**PROBLEM REQUIREMENTS**
Gather the lines from the material that contain "repeated".

----- INFORMATION GIVEN -----

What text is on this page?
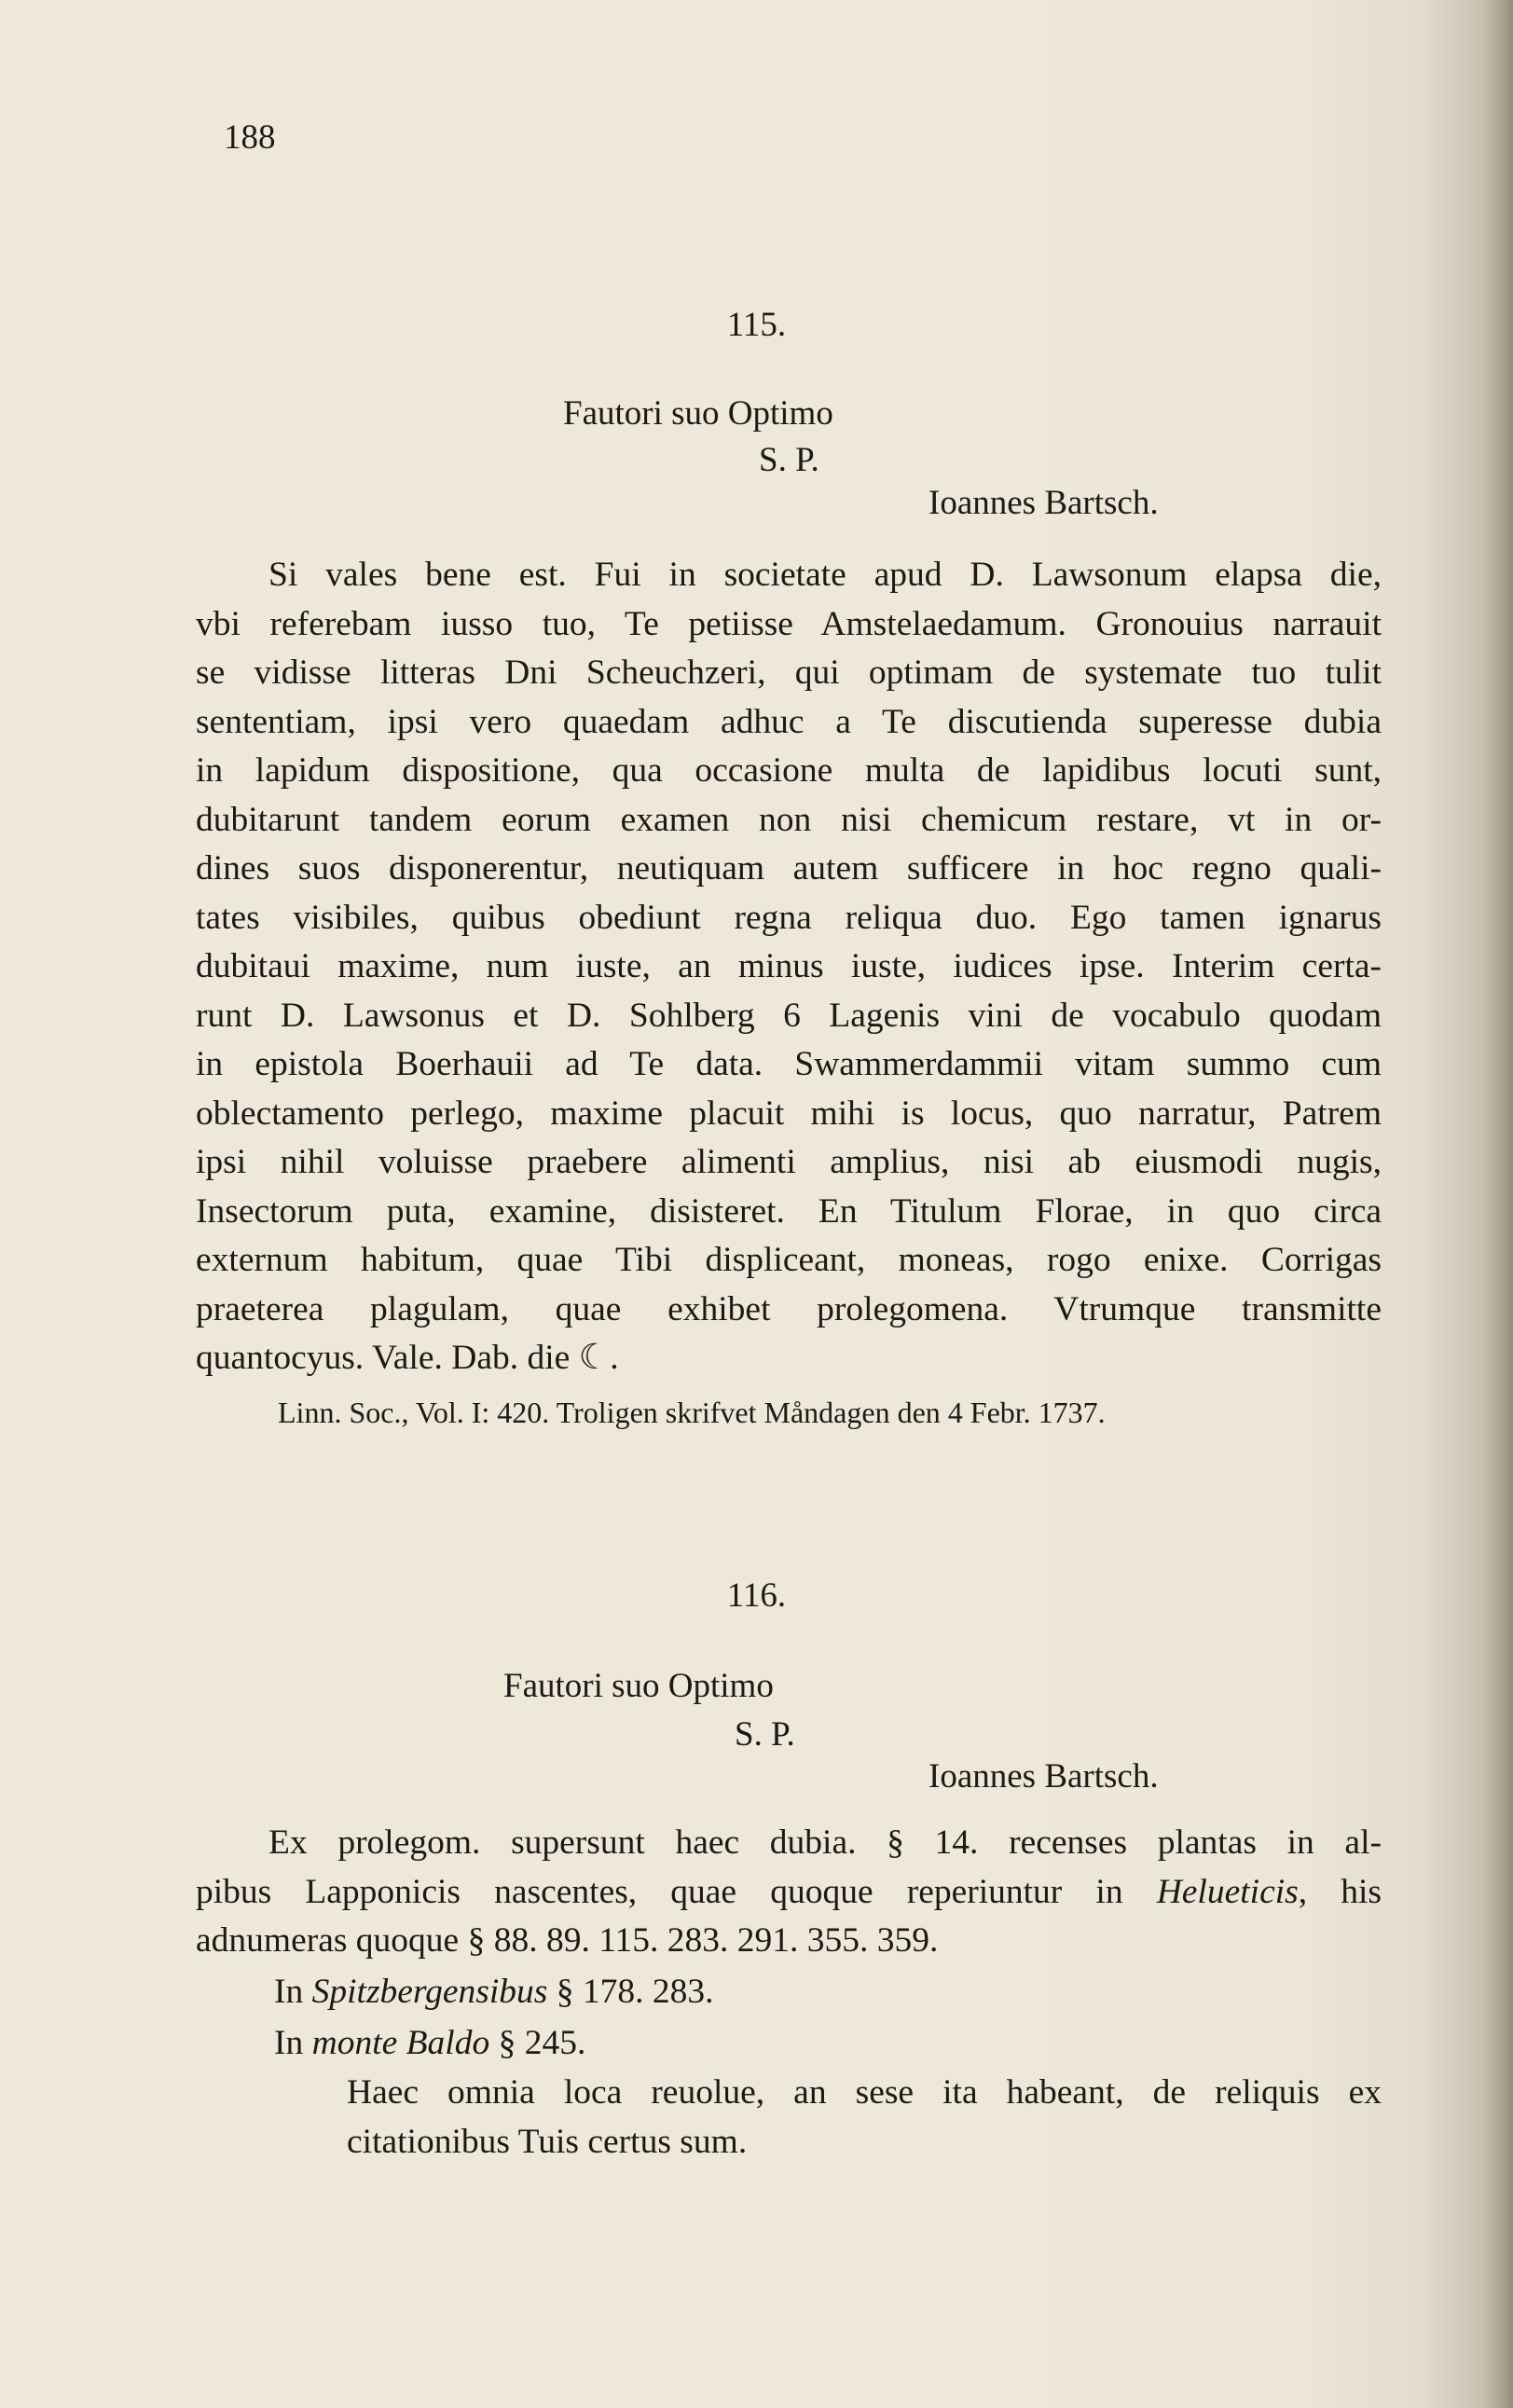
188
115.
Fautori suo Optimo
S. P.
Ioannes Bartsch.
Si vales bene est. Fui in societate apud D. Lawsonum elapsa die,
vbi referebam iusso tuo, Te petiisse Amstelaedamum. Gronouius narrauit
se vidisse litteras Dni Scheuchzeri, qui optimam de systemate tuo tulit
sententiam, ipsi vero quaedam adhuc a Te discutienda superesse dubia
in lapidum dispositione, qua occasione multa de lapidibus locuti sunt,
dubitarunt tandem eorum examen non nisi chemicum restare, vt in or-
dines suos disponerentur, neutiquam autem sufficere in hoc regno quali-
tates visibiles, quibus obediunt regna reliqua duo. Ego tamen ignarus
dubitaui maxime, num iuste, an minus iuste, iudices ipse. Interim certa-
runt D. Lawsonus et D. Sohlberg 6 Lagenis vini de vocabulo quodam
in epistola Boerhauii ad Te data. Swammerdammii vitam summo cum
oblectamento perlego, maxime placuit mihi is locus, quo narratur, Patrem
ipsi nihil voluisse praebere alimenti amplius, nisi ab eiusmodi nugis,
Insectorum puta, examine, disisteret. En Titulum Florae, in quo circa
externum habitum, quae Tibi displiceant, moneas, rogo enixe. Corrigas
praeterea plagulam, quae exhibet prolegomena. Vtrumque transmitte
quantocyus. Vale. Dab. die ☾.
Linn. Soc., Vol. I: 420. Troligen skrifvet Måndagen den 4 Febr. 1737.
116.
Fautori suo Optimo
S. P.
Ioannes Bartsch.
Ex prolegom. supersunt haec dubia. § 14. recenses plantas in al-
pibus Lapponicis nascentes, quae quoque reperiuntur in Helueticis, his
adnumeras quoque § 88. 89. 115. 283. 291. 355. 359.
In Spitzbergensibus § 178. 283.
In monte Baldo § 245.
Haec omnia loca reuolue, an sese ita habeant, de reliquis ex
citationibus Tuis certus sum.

-----
----- INFORMATION GIVEN -----

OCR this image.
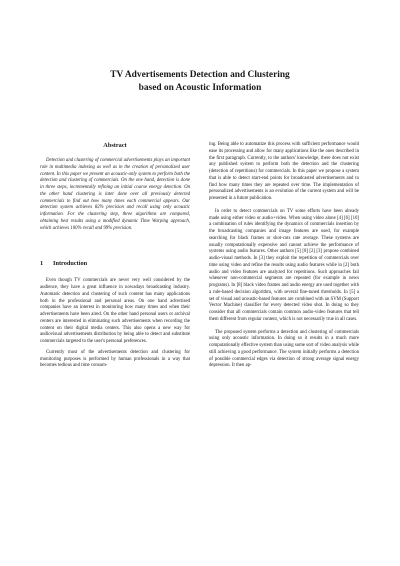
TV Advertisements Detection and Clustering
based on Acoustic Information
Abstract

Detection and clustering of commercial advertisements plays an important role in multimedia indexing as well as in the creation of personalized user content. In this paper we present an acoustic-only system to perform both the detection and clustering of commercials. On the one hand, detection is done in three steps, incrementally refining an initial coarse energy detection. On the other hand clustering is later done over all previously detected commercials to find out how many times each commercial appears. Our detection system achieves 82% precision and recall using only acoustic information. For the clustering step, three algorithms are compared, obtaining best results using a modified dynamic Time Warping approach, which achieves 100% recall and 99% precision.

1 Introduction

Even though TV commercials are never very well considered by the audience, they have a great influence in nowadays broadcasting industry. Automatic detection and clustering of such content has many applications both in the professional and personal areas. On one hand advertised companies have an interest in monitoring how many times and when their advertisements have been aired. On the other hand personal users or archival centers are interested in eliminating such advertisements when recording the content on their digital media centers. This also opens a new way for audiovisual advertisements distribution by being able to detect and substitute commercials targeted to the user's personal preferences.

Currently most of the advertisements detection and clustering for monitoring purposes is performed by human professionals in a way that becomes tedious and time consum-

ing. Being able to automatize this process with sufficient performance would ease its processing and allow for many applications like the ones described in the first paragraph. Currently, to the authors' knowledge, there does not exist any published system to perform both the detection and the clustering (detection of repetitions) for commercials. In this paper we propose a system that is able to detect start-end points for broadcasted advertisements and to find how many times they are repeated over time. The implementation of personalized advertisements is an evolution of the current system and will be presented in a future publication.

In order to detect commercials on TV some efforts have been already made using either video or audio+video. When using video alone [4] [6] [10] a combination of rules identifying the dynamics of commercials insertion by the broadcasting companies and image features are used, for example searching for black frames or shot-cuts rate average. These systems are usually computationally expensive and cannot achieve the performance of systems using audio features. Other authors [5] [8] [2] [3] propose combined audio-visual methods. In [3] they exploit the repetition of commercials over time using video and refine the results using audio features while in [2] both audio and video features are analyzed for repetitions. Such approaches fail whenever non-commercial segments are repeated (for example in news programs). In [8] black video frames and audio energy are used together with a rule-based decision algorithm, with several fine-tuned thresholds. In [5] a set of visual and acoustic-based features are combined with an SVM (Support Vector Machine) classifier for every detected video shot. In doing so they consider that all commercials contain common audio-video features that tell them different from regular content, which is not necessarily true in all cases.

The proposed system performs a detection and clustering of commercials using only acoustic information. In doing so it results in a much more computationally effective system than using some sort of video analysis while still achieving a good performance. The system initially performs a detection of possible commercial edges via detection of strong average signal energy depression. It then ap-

-----

**ANSWER TO THIS PROBLEM**
ing. Being able to automatize this process with sufficient performance would ease its processing and allow for many applications like the ones described in the first paragraph. Currently, to the authors' knowledge, there does not exist any published system to perform both the detection and the clustering (detection of repetitions) for commercials. In this paper we propose a system that is able to detect start-end points for broadcasted advertisements and to find how many times they are repeated over time. The implementation of personalized advertisements is an evolution of the current system and will be presented in a future publication.
In order to detect commercials on TV some efforts have been already made using either video or audio+video. When using video alone [4] [6] [10] a combination of rules identifying the dynamics of commercials insertion by the broadcasting companies and image features are used, for example searching for black frames or shot-cuts rate average. These systems are usually computationally expensive and cannot achieve the performance of systems using audio features. Other authors [5] [8] [2] [3] propose combined audio-visual methods. In [3] they exploit the repetition of commercials over time using video and refine the results using audio features while in [2] both audio and video features are analyzed for repetitions. Such approaches fail whenever non-commercial segments are repeated (for example in news programs). In [8] black video frames and audio energy are used together with a rule-based decision algorithm, with several fine-tuned thresholds. In [5] a set of visual and acoustic-based features are combined with an SVM (Support Vector Machine) classifier for every detected video shot. In doing so they consider that all commercials contain common audio-video features that tell them different from regular content, which is not necessarily true in all cases.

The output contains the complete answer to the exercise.